> **The input**:
▶
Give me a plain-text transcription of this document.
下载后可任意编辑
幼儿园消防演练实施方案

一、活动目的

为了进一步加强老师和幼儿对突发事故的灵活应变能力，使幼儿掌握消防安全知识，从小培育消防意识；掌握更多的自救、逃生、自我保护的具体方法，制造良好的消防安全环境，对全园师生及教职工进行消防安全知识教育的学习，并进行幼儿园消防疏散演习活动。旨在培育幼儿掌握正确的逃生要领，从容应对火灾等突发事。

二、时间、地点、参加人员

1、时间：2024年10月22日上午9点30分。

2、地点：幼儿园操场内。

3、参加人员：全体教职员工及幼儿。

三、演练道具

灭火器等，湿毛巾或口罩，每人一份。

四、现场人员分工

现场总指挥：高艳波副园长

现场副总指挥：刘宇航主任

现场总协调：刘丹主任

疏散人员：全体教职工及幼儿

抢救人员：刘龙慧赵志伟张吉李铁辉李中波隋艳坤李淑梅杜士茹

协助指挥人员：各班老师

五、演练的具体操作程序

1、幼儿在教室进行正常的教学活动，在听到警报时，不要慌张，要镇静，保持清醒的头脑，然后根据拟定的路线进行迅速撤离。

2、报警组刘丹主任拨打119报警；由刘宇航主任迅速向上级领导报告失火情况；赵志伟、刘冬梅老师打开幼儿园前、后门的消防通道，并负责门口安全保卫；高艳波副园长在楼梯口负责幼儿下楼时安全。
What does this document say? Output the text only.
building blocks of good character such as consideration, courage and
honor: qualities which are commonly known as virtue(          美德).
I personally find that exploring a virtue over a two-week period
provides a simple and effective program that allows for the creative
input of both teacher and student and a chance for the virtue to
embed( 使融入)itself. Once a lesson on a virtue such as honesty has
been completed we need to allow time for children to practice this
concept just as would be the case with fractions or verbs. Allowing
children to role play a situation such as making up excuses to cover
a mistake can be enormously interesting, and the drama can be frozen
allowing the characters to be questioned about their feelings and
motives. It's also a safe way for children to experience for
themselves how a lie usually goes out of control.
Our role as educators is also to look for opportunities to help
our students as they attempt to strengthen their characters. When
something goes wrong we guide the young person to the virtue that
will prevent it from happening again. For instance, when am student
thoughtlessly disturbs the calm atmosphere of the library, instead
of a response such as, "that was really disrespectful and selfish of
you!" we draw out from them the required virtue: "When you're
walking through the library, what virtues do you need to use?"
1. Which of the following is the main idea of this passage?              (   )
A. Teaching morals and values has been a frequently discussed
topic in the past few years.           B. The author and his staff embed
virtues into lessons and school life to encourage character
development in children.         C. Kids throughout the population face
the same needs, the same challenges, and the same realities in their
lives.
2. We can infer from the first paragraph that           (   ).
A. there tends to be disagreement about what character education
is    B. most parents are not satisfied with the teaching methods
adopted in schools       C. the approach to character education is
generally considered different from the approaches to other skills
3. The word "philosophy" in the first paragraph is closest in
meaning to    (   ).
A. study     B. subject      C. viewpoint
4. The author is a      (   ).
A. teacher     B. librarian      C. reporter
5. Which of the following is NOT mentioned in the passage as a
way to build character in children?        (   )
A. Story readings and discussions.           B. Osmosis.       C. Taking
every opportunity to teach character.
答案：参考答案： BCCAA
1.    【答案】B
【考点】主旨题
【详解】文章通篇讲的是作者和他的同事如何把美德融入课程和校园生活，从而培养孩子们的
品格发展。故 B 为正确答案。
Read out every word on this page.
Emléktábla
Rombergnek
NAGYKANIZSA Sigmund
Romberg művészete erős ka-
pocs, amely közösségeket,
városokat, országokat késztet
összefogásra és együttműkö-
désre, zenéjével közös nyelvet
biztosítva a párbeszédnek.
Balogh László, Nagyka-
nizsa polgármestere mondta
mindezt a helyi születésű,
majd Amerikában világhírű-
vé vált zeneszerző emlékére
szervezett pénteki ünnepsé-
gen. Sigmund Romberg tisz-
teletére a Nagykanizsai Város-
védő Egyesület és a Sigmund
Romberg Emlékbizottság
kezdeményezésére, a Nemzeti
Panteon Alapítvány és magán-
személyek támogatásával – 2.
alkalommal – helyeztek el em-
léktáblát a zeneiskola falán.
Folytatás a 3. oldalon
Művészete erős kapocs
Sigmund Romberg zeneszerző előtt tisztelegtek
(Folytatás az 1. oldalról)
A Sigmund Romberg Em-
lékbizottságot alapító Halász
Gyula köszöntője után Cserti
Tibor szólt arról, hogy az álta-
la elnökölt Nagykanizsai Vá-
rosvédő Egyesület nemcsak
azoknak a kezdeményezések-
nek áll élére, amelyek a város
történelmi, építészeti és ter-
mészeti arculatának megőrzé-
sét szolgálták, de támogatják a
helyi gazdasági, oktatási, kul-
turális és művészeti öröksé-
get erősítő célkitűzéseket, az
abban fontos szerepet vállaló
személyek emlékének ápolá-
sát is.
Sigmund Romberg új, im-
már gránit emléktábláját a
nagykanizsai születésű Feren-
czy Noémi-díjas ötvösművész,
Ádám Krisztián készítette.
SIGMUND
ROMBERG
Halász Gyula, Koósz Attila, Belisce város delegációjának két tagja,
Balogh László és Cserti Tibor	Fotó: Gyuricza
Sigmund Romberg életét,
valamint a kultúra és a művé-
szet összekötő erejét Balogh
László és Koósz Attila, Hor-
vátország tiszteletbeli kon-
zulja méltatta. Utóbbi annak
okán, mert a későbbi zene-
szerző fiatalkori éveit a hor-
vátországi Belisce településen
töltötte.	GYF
◀
Write out every line of the preceding listing that contains "személyek".

személyek támogatásával – 2.
személyek emlékének ápolá-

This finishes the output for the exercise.